● Do this
Starting at the line that holds "Enumerate this screenshot's", quote every line through the end of the records, both boundary lines included. Omit the pictures.

-- START OF Material for the task --

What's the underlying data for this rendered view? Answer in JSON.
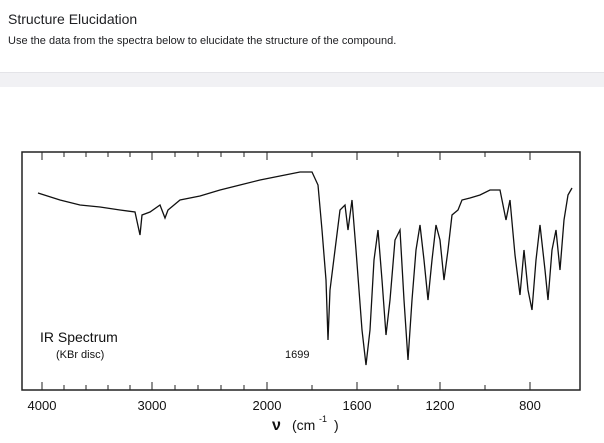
{
  "header": {
    "title": "Structure Elucidation",
    "instructions": "Use the data from the spectra below to elucidate the structure of the compound."
  },
  "spectrum": {
    "label": "IR Spectrum",
    "sublabel": "(KBr disc)",
    "peak_label": "1699",
    "x_tick_labels": [
      "4000",
      "3000",
      "2000",
      "1600",
      "1200",
      "800"
    ],
    "axis_symbol": "ν",
    "axis_unit": "(cm",
    "axis_exponent": "-1",
    "axis_close": ")"
  }
}
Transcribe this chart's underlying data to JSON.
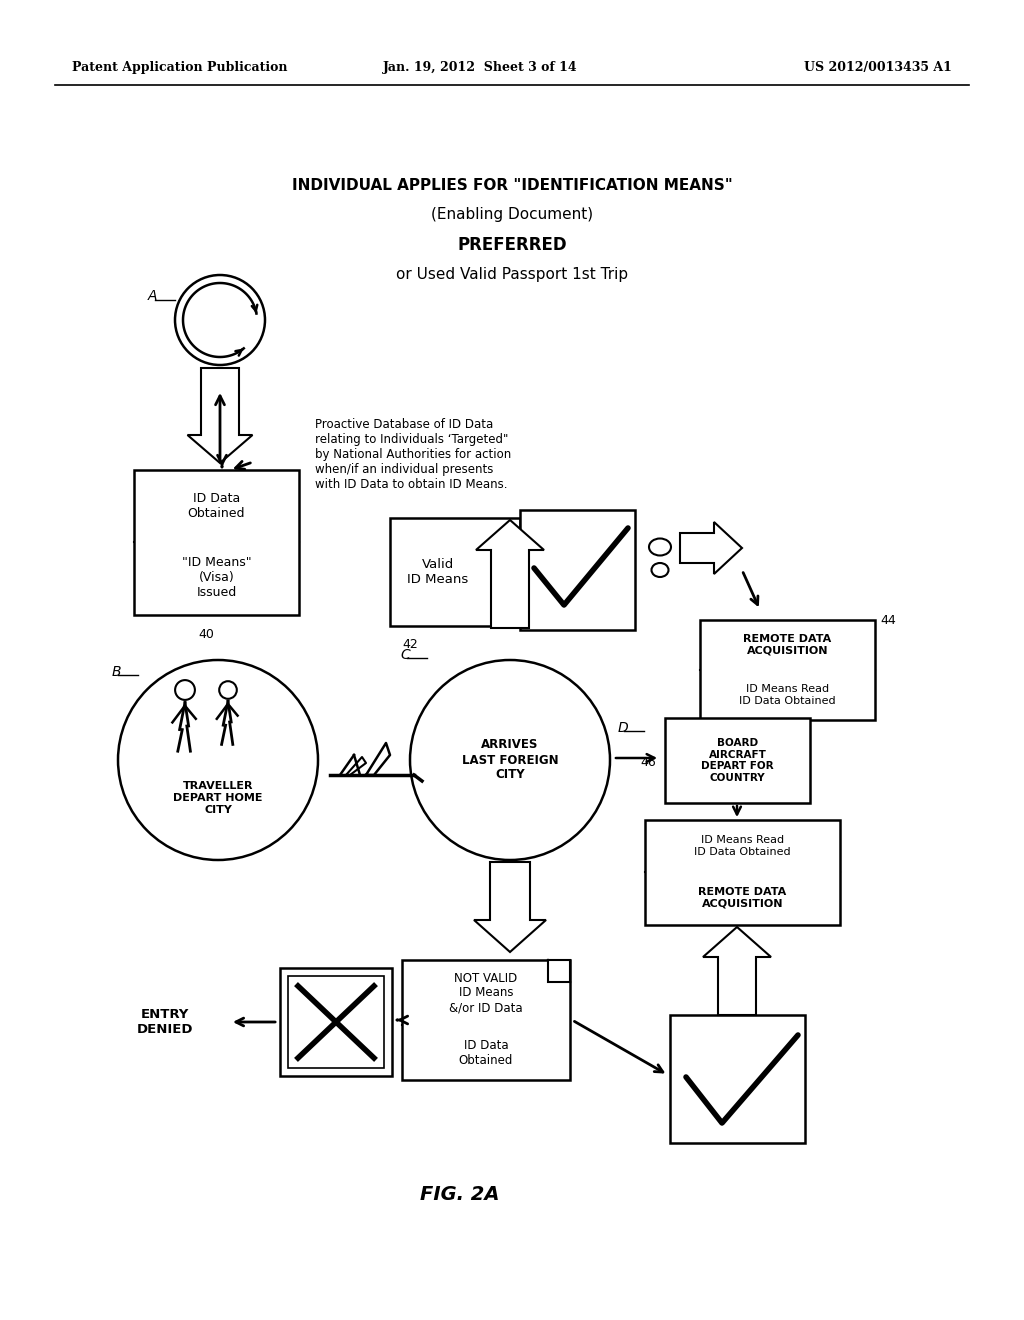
{
  "bg_color": "#ffffff",
  "header_left": "Patent Application Publication",
  "header_mid": "Jan. 19, 2012  Sheet 3 of 14",
  "header_right": "US 2012/0013435 A1",
  "title_line1": "INDIVIDUAL APPLIES FOR \"IDENTIFICATION MEANS\"",
  "title_line2": "(Enabling Document)",
  "title_line3": "PREFERRED",
  "title_line4": "or Used Valid Passport 1st Trip",
  "fig_label": "FIG. 2A",
  "proactive_text": "Proactive Database of ID Data\nrelating to Individuals ‘Targeted\"\nby National Authorities for action\nwhen/if an individual presents\nwith ID Data to obtain ID Means.",
  "label40": "40",
  "label42": "42",
  "label44": "44",
  "label46": "46",
  "label_A": "A",
  "label_B": "B",
  "label_C": "C",
  "label_D": "D"
}
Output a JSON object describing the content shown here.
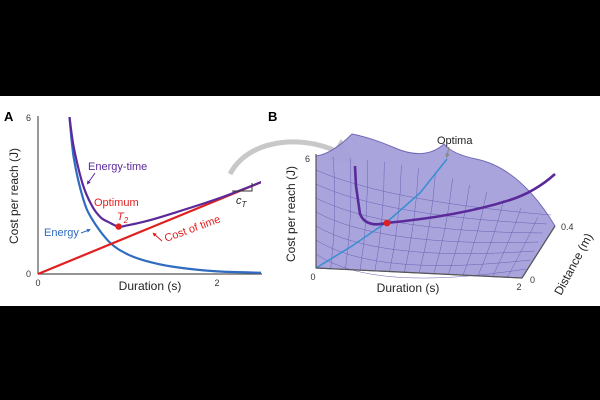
{
  "colors": {
    "energy": "#2f6bc0",
    "energy_time": "#5b2a9a",
    "cost_of_time": "#e02020",
    "optimum": "#e02020",
    "surface_fill": "#a6a0dc",
    "surface_line": "#6a61b3",
    "optima_line": "#3a8fd0",
    "arrow": "#c8c8c8"
  },
  "chart_data": [
    {
      "panel": "A",
      "type": "line",
      "xlabel": "Duration (s)",
      "ylabel": "Cost per reach (J)",
      "xlim": [
        0,
        2.5
      ],
      "ylim": [
        0,
        6
      ],
      "xticks": [
        "0",
        "2"
      ],
      "yticks": [
        "0",
        "6"
      ],
      "series": [
        {
          "name": "Energy",
          "x": [
            0.35,
            0.4,
            0.5,
            0.6,
            0.8,
            1.0,
            1.2,
            1.5,
            2.0,
            2.5
          ],
          "y": [
            6.0,
            4.4,
            2.9,
            2.1,
            1.2,
            0.75,
            0.5,
            0.28,
            0.1,
            0.05
          ]
        },
        {
          "name": "Energy-time",
          "x": [
            0.35,
            0.4,
            0.5,
            0.6,
            0.7,
            0.8,
            0.9,
            1.0,
            1.2,
            1.5,
            2.0,
            2.5
          ],
          "y": [
            6.0,
            4.8,
            3.4,
            2.6,
            2.15,
            1.95,
            1.8,
            1.85,
            2.0,
            2.3,
            2.85,
            3.5
          ]
        },
        {
          "name": "Cost of time",
          "x": [
            0,
            2.5
          ],
          "y": [
            0,
            3.5
          ]
        }
      ],
      "annotations": {
        "optimum_label": "Optimum",
        "t_symbol": "T",
        "t_subscript": "2",
        "ct_symbol": "c",
        "ct_subscript": "T"
      },
      "optimum_point": {
        "x": 0.9,
        "y": 1.8
      }
    },
    {
      "panel": "B",
      "type": "surface",
      "xlabel": "Duration (s)",
      "ylabel": "Cost per reach (J)",
      "zlabel": "Distance (m)",
      "xticks": [
        "0",
        "2"
      ],
      "yticks": [
        "6"
      ],
      "zticks": [
        "0",
        "0.4"
      ],
      "annotations": {
        "optima_label": "Optima"
      }
    }
  ]
}
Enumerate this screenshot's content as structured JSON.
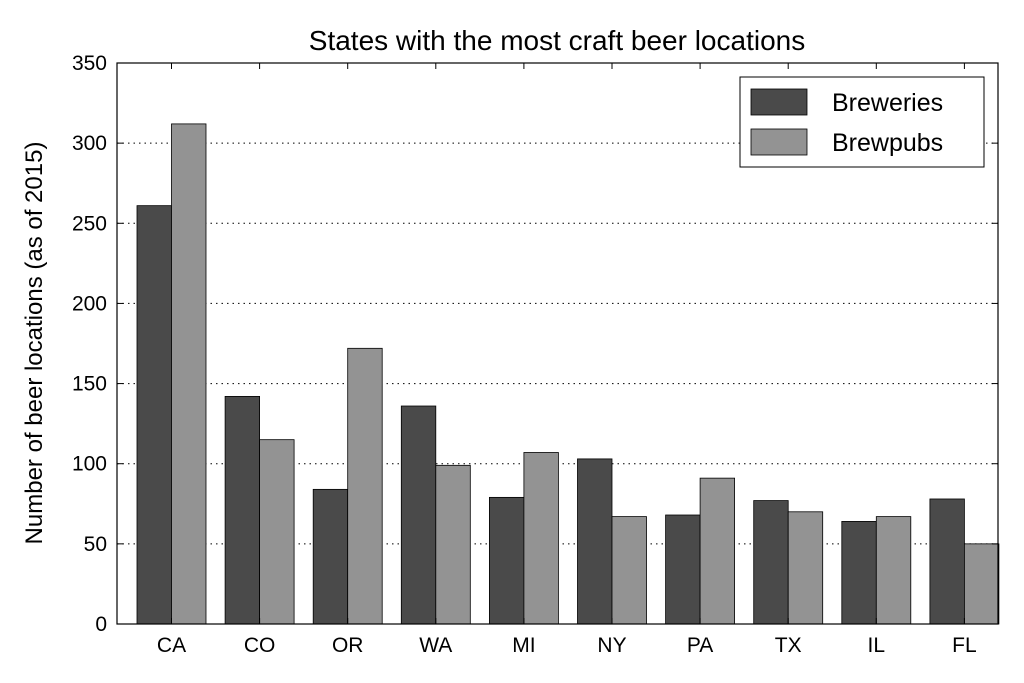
{
  "chart_data": {
    "type": "bar",
    "title": "States with the most craft beer locations",
    "xlabel": "",
    "ylabel": "Number of beer locations (as of 2015)",
    "categories": [
      "CA",
      "CO",
      "OR",
      "WA",
      "MI",
      "NY",
      "PA",
      "TX",
      "IL",
      "FL"
    ],
    "series": [
      {
        "name": "Breweries",
        "color": "#4a4a4a",
        "values": [
          261,
          142,
          84,
          136,
          79,
          103,
          68,
          77,
          64,
          78
        ]
      },
      {
        "name": "Brewpubs",
        "color": "#939393",
        "values": [
          312,
          115,
          172,
          99,
          107,
          67,
          91,
          70,
          67,
          50
        ]
      }
    ],
    "ylim": [
      0,
      350
    ],
    "yticks": [
      0,
      50,
      100,
      150,
      200,
      250,
      300,
      350
    ],
    "grid": "horizontal dotted",
    "legend_position": "top-right"
  }
}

-- END OF Material for the task --

● Response
Enumerate this screenshot's content as structured JSON.
{
  "chart_data": {
    "type": "bar",
    "title": "States with the most craft beer locations",
    "xlabel": "",
    "ylabel": "Number of beer locations (as of 2015)",
    "categories": [
      "CA",
      "CO",
      "OR",
      "WA",
      "MI",
      "NY",
      "PA",
      "TX",
      "IL",
      "FL"
    ],
    "series": [
      {
        "name": "Breweries",
        "color": "#4a4a4a",
        "values": [
          261,
          142,
          84,
          136,
          79,
          103,
          68,
          77,
          64,
          78
        ]
      },
      {
        "name": "Brewpubs",
        "color": "#939393",
        "values": [
          312,
          115,
          172,
          99,
          107,
          67,
          91,
          70,
          67,
          50
        ]
      }
    ],
    "ylim": [
      0,
      350
    ],
    "yticks": [
      0,
      50,
      100,
      150,
      200,
      250,
      300,
      350
    ],
    "grid": "horizontal dotted",
    "legend_position": "top-right"
  }
}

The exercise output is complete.